Data items
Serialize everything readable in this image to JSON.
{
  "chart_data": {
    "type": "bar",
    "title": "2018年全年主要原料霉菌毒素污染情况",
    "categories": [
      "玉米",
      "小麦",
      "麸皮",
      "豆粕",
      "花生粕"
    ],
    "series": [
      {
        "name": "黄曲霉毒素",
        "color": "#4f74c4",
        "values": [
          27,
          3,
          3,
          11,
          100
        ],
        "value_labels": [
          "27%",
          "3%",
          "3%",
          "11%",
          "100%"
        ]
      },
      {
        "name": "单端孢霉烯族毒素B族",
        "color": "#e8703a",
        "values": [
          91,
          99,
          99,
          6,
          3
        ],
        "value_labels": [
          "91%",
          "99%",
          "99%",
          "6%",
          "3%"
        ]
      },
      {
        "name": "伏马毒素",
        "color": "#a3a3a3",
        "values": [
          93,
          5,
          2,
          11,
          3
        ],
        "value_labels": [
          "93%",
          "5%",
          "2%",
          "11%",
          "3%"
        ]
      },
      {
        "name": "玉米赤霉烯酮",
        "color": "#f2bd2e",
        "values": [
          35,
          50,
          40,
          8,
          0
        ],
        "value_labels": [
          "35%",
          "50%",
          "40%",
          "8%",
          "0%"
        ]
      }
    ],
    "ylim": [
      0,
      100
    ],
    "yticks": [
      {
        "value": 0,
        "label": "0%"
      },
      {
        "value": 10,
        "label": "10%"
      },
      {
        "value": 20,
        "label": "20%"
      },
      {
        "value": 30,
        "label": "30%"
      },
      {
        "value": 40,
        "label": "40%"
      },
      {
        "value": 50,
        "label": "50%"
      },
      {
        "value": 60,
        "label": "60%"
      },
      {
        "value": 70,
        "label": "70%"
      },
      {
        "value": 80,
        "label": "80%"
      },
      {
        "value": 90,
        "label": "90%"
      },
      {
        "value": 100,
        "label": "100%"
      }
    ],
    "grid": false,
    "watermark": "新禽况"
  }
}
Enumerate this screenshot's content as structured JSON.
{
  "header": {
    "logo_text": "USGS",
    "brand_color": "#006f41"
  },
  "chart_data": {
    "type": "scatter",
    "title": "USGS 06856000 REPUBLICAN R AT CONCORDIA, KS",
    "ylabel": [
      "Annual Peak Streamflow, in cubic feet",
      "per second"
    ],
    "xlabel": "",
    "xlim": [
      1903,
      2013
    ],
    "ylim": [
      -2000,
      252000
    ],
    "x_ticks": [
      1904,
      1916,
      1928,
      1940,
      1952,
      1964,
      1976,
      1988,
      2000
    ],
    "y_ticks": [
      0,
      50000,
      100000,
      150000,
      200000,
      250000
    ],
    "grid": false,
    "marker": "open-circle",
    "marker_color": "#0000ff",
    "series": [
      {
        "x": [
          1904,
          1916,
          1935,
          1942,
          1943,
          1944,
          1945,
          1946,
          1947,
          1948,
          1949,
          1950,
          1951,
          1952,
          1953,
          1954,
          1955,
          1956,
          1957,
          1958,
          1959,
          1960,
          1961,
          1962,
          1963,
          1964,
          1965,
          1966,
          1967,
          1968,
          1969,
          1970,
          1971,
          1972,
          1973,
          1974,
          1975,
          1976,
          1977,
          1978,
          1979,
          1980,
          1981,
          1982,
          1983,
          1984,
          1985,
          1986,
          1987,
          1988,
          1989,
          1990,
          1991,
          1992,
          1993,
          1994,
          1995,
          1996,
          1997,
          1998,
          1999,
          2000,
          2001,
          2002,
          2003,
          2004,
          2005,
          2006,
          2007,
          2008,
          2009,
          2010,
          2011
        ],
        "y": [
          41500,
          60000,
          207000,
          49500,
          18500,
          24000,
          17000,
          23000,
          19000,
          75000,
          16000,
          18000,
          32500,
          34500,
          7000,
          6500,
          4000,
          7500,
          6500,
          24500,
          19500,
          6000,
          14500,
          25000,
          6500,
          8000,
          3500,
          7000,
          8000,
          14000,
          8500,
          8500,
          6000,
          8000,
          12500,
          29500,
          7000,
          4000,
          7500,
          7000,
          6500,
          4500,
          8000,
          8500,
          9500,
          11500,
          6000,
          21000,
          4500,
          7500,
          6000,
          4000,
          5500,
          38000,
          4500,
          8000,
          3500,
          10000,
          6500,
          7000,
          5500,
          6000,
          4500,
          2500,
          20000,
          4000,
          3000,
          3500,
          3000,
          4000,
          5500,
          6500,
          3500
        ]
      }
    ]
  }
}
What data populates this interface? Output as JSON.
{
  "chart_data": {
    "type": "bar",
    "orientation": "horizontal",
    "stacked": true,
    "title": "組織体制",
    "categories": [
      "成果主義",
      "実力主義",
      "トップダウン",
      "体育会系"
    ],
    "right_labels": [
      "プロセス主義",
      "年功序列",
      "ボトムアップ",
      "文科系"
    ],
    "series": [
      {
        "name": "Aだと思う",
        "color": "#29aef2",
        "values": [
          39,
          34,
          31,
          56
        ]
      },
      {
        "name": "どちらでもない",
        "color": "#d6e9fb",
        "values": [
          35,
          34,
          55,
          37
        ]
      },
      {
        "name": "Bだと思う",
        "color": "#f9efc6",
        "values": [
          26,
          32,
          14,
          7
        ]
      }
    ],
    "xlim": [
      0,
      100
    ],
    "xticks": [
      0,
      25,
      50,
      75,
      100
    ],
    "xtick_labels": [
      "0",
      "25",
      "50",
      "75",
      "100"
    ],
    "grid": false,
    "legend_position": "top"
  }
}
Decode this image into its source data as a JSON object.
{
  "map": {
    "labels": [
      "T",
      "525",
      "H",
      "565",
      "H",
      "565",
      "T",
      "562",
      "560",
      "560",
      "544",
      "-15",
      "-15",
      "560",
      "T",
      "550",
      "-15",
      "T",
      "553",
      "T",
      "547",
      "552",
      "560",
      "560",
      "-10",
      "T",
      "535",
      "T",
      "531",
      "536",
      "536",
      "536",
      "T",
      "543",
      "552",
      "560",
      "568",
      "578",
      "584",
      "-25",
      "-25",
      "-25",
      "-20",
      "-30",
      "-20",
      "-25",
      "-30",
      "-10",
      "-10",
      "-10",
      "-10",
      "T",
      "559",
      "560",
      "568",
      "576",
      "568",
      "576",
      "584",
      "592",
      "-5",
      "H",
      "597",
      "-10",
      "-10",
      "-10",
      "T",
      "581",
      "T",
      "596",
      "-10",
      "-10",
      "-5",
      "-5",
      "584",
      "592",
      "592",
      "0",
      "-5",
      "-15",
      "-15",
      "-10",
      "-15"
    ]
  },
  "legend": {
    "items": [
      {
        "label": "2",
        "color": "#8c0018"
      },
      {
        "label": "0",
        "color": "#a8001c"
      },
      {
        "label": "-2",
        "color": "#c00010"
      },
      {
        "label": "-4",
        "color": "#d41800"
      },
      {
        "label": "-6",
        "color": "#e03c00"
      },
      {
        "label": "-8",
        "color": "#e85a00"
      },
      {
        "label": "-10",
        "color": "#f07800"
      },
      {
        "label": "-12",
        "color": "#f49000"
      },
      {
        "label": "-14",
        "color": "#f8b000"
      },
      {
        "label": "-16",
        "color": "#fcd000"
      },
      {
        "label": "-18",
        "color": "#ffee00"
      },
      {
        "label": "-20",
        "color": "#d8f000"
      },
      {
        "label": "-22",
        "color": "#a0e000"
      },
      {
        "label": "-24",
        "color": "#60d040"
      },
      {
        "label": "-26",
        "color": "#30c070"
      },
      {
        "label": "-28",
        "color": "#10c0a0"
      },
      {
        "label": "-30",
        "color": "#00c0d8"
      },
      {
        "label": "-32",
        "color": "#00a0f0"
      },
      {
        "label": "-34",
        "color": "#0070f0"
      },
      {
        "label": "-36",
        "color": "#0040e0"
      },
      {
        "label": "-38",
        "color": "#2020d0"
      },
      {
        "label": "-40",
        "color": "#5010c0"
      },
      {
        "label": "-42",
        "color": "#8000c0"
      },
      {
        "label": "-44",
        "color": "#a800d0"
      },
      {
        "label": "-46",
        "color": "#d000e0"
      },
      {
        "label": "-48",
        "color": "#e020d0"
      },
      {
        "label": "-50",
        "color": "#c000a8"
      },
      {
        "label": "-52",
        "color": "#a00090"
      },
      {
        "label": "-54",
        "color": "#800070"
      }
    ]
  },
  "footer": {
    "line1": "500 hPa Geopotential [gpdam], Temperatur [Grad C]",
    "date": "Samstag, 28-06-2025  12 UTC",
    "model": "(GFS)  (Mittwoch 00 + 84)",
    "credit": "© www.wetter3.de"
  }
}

▶ [OBJECTIVE]
Read the entries above, then pull out the lines that include "name".

▶ [RESPONSE FOR THIS EXERCISE]
        "name": "黄曲霉毒素",
        "name": "单端孢霉烯族毒素B族",
        "name": "伏马毒素",
        "name": "玉米赤霉烯酮",
        "name": "Aだと思う",
        "name": "どちらでもない",
        "name": "Bだと思う",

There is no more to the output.